* [Stated task]:
Write the material out again exactly as it stands.

Dataset excerpt:
----

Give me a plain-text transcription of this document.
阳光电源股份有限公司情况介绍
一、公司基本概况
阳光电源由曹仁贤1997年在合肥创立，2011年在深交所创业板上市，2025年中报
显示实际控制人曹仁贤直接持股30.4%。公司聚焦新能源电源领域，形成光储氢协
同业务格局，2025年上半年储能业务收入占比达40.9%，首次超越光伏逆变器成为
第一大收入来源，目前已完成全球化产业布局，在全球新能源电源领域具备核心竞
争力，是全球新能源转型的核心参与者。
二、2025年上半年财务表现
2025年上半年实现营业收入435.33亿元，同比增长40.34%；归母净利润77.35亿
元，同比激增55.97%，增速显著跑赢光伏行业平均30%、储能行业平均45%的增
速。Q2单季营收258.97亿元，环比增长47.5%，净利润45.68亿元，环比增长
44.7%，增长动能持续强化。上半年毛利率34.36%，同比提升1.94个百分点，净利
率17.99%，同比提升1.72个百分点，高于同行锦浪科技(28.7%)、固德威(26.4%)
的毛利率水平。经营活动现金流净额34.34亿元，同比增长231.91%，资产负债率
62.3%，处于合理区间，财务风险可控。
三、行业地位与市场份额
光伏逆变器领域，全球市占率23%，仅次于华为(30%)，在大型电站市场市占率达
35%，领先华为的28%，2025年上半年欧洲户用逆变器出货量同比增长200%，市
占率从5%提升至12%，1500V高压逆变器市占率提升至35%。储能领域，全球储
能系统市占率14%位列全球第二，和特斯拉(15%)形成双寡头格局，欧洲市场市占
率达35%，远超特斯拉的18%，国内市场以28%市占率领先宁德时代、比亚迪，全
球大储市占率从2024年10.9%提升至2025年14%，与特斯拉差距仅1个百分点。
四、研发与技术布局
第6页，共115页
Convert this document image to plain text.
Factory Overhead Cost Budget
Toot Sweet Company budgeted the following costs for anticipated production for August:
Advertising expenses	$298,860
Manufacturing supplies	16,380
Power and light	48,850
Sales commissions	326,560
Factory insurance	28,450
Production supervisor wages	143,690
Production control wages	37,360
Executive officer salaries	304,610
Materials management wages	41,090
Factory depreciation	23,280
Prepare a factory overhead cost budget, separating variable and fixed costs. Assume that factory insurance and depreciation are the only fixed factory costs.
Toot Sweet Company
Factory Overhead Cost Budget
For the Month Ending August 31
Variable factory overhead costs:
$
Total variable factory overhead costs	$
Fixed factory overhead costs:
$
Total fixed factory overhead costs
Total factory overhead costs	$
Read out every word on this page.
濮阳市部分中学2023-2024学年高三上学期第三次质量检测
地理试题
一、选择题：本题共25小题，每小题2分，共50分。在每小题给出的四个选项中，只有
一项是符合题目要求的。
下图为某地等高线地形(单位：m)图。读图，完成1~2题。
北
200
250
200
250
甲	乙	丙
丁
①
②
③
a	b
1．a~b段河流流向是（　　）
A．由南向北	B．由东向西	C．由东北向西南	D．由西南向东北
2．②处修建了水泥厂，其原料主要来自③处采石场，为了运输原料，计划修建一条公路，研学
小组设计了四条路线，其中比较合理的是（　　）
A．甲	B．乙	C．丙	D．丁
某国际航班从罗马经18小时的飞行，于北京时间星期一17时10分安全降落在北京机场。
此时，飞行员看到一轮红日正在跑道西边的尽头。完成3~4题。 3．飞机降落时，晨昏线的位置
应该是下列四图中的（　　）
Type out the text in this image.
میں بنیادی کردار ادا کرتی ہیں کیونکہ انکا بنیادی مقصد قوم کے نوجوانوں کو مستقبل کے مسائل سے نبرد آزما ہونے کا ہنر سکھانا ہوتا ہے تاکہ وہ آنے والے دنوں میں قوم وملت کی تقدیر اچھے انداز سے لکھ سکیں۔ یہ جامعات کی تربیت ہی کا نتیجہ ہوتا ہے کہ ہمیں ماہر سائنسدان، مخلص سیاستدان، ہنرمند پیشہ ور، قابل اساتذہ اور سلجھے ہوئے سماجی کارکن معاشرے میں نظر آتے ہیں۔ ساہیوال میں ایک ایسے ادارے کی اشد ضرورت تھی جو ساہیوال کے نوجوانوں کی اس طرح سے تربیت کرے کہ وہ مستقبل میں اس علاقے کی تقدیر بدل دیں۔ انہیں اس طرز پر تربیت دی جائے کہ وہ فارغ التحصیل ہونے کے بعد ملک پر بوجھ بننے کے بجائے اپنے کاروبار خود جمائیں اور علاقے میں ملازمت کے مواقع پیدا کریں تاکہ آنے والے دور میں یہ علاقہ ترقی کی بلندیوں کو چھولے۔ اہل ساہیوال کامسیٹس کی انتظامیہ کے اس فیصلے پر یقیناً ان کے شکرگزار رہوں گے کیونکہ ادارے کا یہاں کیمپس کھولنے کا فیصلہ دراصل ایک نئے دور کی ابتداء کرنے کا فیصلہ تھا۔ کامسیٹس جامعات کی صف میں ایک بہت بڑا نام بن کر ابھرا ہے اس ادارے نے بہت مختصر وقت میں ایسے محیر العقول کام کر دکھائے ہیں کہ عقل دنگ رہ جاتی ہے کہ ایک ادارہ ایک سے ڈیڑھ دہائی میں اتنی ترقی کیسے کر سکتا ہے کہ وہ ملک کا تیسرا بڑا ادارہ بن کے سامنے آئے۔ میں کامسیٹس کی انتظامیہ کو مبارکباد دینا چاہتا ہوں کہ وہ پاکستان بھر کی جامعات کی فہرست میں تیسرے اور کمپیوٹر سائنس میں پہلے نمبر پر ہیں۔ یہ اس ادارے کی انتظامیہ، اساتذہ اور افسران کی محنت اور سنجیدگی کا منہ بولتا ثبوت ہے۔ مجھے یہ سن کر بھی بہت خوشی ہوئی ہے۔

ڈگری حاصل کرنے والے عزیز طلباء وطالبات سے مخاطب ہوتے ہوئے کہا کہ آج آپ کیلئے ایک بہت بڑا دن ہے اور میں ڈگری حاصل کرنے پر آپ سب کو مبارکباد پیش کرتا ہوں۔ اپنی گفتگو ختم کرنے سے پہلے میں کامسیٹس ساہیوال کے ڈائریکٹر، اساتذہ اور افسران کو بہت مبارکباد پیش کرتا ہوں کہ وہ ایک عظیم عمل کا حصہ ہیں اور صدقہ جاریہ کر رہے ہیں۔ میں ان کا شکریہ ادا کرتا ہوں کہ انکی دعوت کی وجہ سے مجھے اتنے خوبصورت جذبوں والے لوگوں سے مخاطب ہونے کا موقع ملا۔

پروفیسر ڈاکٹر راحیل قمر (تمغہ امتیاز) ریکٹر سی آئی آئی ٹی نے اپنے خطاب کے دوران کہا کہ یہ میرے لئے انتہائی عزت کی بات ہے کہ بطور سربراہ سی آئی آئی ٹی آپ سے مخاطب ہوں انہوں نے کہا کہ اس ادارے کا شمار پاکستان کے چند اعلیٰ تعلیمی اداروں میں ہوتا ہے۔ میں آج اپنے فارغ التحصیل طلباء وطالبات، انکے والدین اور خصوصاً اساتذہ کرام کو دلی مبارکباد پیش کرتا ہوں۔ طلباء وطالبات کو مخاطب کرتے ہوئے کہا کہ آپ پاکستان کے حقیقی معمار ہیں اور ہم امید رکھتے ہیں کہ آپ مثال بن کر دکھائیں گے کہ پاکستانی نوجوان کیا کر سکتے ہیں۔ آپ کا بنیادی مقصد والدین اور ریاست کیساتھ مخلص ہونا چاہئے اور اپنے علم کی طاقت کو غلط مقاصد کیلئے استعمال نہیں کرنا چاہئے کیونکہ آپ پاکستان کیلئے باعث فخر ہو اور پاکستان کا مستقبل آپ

----

* [Answer in full]:
Give me a plain-text transcription of this document.
阳光电源股份有限公司情况介绍
一、公司基本概况
阳光电源由曹仁贤1997年在合肥创立，2011年在深交所创业板上市，2025年中报
显示实际控制人曹仁贤直接持股30.4%。公司聚焦新能源电源领域，形成光储氢协
同业务格局，2025年上半年储能业务收入占比达40.9%，首次超越光伏逆变器成为
第一大收入来源，目前已完成全球化产业布局，在全球新能源电源领域具备核心竞
争力，是全球新能源转型的核心参与者。
二、2025年上半年财务表现
2025年上半年实现营业收入435.33亿元，同比增长40.34%；归母净利润77.35亿
元，同比激增55.97%，增速显著跑赢光伏行业平均30%、储能行业平均45%的增
速。Q2单季营收258.97亿元，环比增长47.5%，净利润45.68亿元，环比增长
44.7%，增长动能持续强化。上半年毛利率34.36%，同比提升1.94个百分点，净利
率17.99%，同比提升1.72个百分点，高于同行锦浪科技(28.7%)、固德威(26.4%)
的毛利率水平。经营活动现金流净额34.34亿元，同比增长231.91%，资产负债率
62.3%，处于合理区间，财务风险可控。
三、行业地位与市场份额
光伏逆变器领域，全球市占率23%，仅次于华为(30%)，在大型电站市场市占率达
35%，领先华为的28%，2025年上半年欧洲户用逆变器出货量同比增长200%，市
占率从5%提升至12%，1500V高压逆变器市占率提升至35%。储能领域，全球储
能系统市占率14%位列全球第二，和特斯拉(15%)形成双寡头格局，欧洲市场市占
率达35%，远超特斯拉的18%，国内市场以28%市占率领先宁德时代、比亚迪，全
球大储市占率从2024年10.9%提升至2025年14%，与特斯拉差距仅1个百分点。
四、研发与技术布局
第6页，共115页
Convert this document image to plain text.
Factory Overhead Cost Budget
Toot Sweet Company budgeted the following costs for anticipated production for August:
Advertising expenses	$298,860
Manufacturing supplies	16,380
Power and light	48,850
Sales commissions	326,560
Factory insurance	28,450
Production supervisor wages	143,690
Production control wages	37,360
Executive officer salaries	304,610
Materials management wages	41,090
Factory depreciation	23,280
Prepare a factory overhead cost budget, separating variable and fixed costs. Assume that factory insurance and depreciation are the only fixed factory costs.
Toot Sweet Company
Factory Overhead Cost Budget
For the Month Ending August 31
Variable factory overhead costs:
$
Total variable factory overhead costs	$
Fixed factory overhead costs:
$
Total fixed factory overhead costs
Total factory overhead costs	$
Read out every word on this page.
濮阳市部分中学2023-2024学年高三上学期第三次质量检测
地理试题
一、选择题：本题共25小题，每小题2分，共50分。在每小题给出的四个选项中，只有
一项是符合题目要求的。
下图为某地等高线地形(单位：m)图。读图，完成1~2题。
北
200
250
200
250
甲	乙	丙
丁
①
②
③
a	b
1．a~b段河流流向是（　　）
A．由南向北	B．由东向西	C．由东北向西南	D．由西南向东北
2．②处修建了水泥厂，其原料主要来自③处采石场，为了运输原料，计划修建一条公路，研学
小组设计了四条路线，其中比较合理的是（　　）
A．甲	B．乙	C．丙	D．丁
某国际航班从罗马经18小时的飞行，于北京时间星期一17时10分安全降落在北京机场。
此时，飞行员看到一轮红日正在跑道西边的尽头。完成3~4题。 3．飞机降落时，晨昏线的位置
应该是下列四图中的（　　）
Type out the text in this image.
میں بنیادی کردار ادا کرتی ہیں کیونکہ انکا بنیادی مقصد قوم کے نوجوانوں کو مستقبل کے مسائل سے نبرد آزما ہونے کا ہنر سکھانا ہوتا ہے تاکہ وہ آنے والے دنوں میں قوم وملت کی تقدیر اچھے انداز سے لکھ سکیں۔ یہ جامعات کی تربیت ہی کا نتیجہ ہوتا ہے کہ ہمیں ماہر سائنسدان، مخلص سیاستدان، ہنرمند پیشہ ور، قابل اساتذہ اور سلجھے ہوئے سماجی کارکن معاشرے میں نظر آتے ہیں۔ ساہیوال میں ایک ایسے ادارے کی اشد ضرورت تھی جو ساہیوال کے نوجوانوں کی اس طرح سے تربیت کرے کہ وہ مستقبل میں اس علاقے کی تقدیر بدل دیں۔ انہیں اس طرز پر تربیت دی جائے کہ وہ فارغ التحصیل ہونے کے بعد ملک پر بوجھ بننے کے بجائے اپنے کاروبار خود جمائیں اور علاقے میں ملازمت کے مواقع پیدا کریں تاکہ آنے والے دور میں یہ علاقہ ترقی کی بلندیوں کو چھولے۔ اہل ساہیوال کامسیٹس کی انتظامیہ کے اس فیصلے پر یقیناً ان کے شکرگزار رہوں گے کیونکہ ادارے کا یہاں کیمپس کھولنے کا فیصلہ دراصل ایک نئے دور کی ابتداء کرنے کا فیصلہ تھا۔ کامسیٹس جامعات کی صف میں ایک بہت بڑا نام بن کر ابھرا ہے اس ادارے نے بہت مختصر وقت میں ایسے محیر العقول کام کر دکھائے ہیں کہ عقل دنگ رہ جاتی ہے کہ ایک ادارہ ایک سے ڈیڑھ دہائی میں اتنی ترقی کیسے کر سکتا ہے کہ وہ ملک کا تیسرا بڑا ادارہ بن کے سامنے آئے۔ میں کامسیٹس کی انتظامیہ کو مبارکباد دینا چاہتا ہوں کہ وہ پاکستان بھر کی جامعات کی فہرست میں تیسرے اور کمپیوٹر سائنس میں پہلے نمبر پر ہیں۔ یہ اس ادارے کی انتظامیہ، اساتذہ اور افسران کی محنت اور سنجیدگی کا منہ بولتا ثبوت ہے۔ مجھے یہ سن کر بھی بہت خوشی ہوئی ہے۔

ڈگری حاصل کرنے والے عزیز طلباء وطالبات سے مخاطب ہوتے ہوئے کہا کہ آج آپ کیلئے ایک بہت بڑا دن ہے اور میں ڈگری حاصل کرنے پر آپ سب کو مبارکباد پیش کرتا ہوں۔ اپنی گفتگو ختم کرنے سے پہلے میں کامسیٹس ساہیوال کے ڈائریکٹر، اساتذہ اور افسران کو بہت مبارکباد پیش کرتا ہوں کہ وہ ایک عظیم عمل کا حصہ ہیں اور صدقہ جاریہ کر رہے ہیں۔ میں ان کا شکریہ ادا کرتا ہوں کہ انکی دعوت کی وجہ سے مجھے اتنے خوبصورت جذبوں والے لوگوں سے مخاطب ہونے کا موقع ملا۔

پروفیسر ڈاکٹر راحیل قمر (تمغہ امتیاز) ریکٹر سی آئی آئی ٹی نے اپنے خطاب کے دوران کہا کہ یہ میرے لئے انتہائی عزت کی بات ہے کہ بطور سربراہ سی آئی آئی ٹی آپ سے مخاطب ہوں انہوں نے کہا کہ اس ادارے کا شمار پاکستان کے چند اعلیٰ تعلیمی اداروں میں ہوتا ہے۔ میں آج اپنے فارغ التحصیل طلباء وطالبات، انکے والدین اور خصوصاً اساتذہ کرام کو دلی مبارکباد پیش کرتا ہوں۔ طلباء وطالبات کو مخاطب کرتے ہوئے کہا کہ آپ پاکستان کے حقیقی معمار ہیں اور ہم امید رکھتے ہیں کہ آپ مثال بن کر دکھائیں گے کہ پاکستانی نوجوان کیا کر سکتے ہیں۔ آپ کا بنیادی مقصد والدین اور ریاست کیساتھ مخلص ہونا چاہئے اور اپنے علم کی طاقت کو غلط مقاصد کیلئے استعمال نہیں کرنا چاہئے کیونکہ آپ پاکستان کیلئے باعث فخر ہو اور پاکستان کا مستقبل آپ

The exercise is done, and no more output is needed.